> Problem to work on
Recast the lines below, from the first one through the line containing "candle-body [216, 46, 220, 48]", as a JSON list of strings with one string per line and blank lines omitted.

******

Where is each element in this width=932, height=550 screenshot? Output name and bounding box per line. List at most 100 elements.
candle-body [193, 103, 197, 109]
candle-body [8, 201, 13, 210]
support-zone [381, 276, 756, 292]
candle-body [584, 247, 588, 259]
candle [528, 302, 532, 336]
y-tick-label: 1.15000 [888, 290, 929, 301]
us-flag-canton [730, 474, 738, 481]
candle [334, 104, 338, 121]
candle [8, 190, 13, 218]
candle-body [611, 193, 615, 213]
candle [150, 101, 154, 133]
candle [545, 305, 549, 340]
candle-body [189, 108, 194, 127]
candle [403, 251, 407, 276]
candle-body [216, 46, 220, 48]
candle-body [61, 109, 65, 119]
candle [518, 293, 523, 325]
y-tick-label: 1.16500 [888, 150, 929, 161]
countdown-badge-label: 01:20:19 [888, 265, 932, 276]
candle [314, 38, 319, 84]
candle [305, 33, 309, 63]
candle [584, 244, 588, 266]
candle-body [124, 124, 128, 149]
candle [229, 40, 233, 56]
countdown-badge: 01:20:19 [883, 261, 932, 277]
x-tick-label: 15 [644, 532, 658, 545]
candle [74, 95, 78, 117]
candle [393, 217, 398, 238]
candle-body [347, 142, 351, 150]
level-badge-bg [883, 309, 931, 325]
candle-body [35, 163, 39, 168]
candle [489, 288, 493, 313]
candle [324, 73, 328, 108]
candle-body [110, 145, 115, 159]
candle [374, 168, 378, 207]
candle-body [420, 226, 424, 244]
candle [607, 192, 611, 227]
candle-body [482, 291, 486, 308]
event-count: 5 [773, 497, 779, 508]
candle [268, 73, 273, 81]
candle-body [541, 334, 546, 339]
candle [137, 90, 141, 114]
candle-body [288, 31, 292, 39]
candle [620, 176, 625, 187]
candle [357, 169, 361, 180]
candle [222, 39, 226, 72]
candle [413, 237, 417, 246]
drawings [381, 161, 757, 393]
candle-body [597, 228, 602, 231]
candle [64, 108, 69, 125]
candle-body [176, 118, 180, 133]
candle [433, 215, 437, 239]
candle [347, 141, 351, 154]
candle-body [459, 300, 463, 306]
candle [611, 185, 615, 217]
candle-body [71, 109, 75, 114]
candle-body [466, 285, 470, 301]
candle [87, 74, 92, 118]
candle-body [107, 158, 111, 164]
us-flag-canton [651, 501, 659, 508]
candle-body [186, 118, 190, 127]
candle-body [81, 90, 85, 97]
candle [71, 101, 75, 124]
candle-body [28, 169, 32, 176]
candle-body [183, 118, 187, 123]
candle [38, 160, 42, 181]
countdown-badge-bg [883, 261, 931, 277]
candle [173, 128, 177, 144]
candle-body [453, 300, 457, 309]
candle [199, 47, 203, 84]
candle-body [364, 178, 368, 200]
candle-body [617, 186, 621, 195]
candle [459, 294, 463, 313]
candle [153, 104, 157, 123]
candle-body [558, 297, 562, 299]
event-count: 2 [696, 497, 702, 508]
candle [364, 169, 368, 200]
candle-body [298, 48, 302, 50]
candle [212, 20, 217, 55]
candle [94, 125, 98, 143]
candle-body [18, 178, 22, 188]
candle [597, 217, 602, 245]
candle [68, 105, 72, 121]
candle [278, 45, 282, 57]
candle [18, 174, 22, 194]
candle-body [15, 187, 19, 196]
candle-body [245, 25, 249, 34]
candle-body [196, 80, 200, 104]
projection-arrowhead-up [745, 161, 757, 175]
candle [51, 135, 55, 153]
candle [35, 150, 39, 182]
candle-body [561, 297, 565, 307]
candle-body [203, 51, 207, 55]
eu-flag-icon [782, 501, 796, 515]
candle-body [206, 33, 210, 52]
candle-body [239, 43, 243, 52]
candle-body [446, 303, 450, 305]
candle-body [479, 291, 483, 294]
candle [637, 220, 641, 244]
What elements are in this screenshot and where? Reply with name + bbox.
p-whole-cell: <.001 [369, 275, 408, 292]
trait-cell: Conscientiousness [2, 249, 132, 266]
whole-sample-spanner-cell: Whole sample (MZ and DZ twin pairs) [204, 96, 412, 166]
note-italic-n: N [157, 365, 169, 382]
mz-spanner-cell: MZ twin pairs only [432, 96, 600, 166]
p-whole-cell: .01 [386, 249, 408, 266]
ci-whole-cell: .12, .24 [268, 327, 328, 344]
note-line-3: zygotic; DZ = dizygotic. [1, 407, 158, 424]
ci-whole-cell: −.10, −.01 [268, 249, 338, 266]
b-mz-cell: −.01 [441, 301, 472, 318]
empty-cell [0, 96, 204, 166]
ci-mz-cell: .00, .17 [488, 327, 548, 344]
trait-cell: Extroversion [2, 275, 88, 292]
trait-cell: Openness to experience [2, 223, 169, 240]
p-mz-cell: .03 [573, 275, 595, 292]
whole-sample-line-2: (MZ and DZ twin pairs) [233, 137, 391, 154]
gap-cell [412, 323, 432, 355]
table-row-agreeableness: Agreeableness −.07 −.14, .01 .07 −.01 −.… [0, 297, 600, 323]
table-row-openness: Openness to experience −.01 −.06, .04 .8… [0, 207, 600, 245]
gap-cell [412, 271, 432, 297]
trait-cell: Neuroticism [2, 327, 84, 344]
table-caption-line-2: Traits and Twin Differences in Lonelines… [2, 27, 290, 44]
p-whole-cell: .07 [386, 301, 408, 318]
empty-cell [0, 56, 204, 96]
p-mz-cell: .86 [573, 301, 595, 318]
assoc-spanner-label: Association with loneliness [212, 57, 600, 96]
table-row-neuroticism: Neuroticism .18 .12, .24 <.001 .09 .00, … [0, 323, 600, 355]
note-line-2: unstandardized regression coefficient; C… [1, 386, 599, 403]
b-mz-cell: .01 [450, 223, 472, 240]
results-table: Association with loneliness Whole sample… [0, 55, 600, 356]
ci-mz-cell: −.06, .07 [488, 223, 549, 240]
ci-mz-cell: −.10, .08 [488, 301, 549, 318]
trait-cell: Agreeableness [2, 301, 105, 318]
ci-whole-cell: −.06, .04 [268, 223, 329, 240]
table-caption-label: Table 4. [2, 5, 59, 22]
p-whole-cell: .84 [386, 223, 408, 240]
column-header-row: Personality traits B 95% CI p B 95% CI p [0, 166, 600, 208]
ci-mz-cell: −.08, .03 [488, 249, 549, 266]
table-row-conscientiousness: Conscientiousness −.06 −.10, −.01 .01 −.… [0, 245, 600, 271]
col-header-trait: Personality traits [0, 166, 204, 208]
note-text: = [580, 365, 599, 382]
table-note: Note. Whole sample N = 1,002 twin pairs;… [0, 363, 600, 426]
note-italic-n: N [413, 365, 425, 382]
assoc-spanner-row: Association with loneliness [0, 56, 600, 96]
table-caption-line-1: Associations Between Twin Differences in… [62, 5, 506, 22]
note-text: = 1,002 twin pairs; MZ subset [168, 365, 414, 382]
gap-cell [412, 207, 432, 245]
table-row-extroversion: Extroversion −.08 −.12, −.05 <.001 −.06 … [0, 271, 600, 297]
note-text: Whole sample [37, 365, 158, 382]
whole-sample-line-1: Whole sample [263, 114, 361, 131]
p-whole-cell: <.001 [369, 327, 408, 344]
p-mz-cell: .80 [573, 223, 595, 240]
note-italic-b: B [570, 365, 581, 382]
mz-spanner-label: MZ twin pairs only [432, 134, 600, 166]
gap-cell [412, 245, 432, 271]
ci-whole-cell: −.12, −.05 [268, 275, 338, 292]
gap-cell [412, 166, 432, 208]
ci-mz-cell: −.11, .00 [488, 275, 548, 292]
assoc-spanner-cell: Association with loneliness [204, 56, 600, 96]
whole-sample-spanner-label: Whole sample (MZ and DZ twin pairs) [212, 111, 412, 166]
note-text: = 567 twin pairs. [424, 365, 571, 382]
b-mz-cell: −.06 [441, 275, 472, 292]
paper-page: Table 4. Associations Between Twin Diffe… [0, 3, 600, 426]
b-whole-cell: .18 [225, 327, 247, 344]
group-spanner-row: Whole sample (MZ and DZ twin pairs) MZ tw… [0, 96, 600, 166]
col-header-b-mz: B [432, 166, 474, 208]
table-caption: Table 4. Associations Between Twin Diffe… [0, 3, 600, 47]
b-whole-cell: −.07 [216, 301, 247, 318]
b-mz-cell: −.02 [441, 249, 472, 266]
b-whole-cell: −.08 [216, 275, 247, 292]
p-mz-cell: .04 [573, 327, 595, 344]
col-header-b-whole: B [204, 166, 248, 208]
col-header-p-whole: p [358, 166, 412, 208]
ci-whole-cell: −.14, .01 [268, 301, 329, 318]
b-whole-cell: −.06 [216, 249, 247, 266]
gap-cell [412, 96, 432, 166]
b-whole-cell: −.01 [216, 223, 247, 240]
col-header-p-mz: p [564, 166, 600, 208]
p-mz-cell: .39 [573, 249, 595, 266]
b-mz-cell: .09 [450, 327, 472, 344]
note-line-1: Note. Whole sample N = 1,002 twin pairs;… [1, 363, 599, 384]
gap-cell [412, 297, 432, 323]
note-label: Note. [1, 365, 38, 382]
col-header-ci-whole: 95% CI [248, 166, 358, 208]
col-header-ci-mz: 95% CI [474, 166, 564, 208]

******

> Written response
[
  "Where is each element in this width=932, height=550 screenshot? Output name and bounding box per line. List at most 100 elements.",
  "candle-body [193, 103, 197, 109]",
  "candle-body [8, 201, 13, 210]",
  "support-zone [381, 276, 756, 292]",
  "candle-body [584, 247, 588, 259]",
  "candle [528, 302, 532, 336]",
  "y-tick-label: 1.15000 [888, 290, 929, 301]",
  "us-flag-canton [730, 474, 738, 481]",
  "candle [334, 104, 338, 121]",
  "candle [8, 190, 13, 218]",
  "candle-body [611, 193, 615, 213]",
  "candle [150, 101, 154, 133]",
  "candle [545, 305, 549, 340]",
  "candle-body [189, 108, 194, 127]",
  "candle [403, 251, 407, 276]",
  "candle-body [216, 46, 220, 48]"
]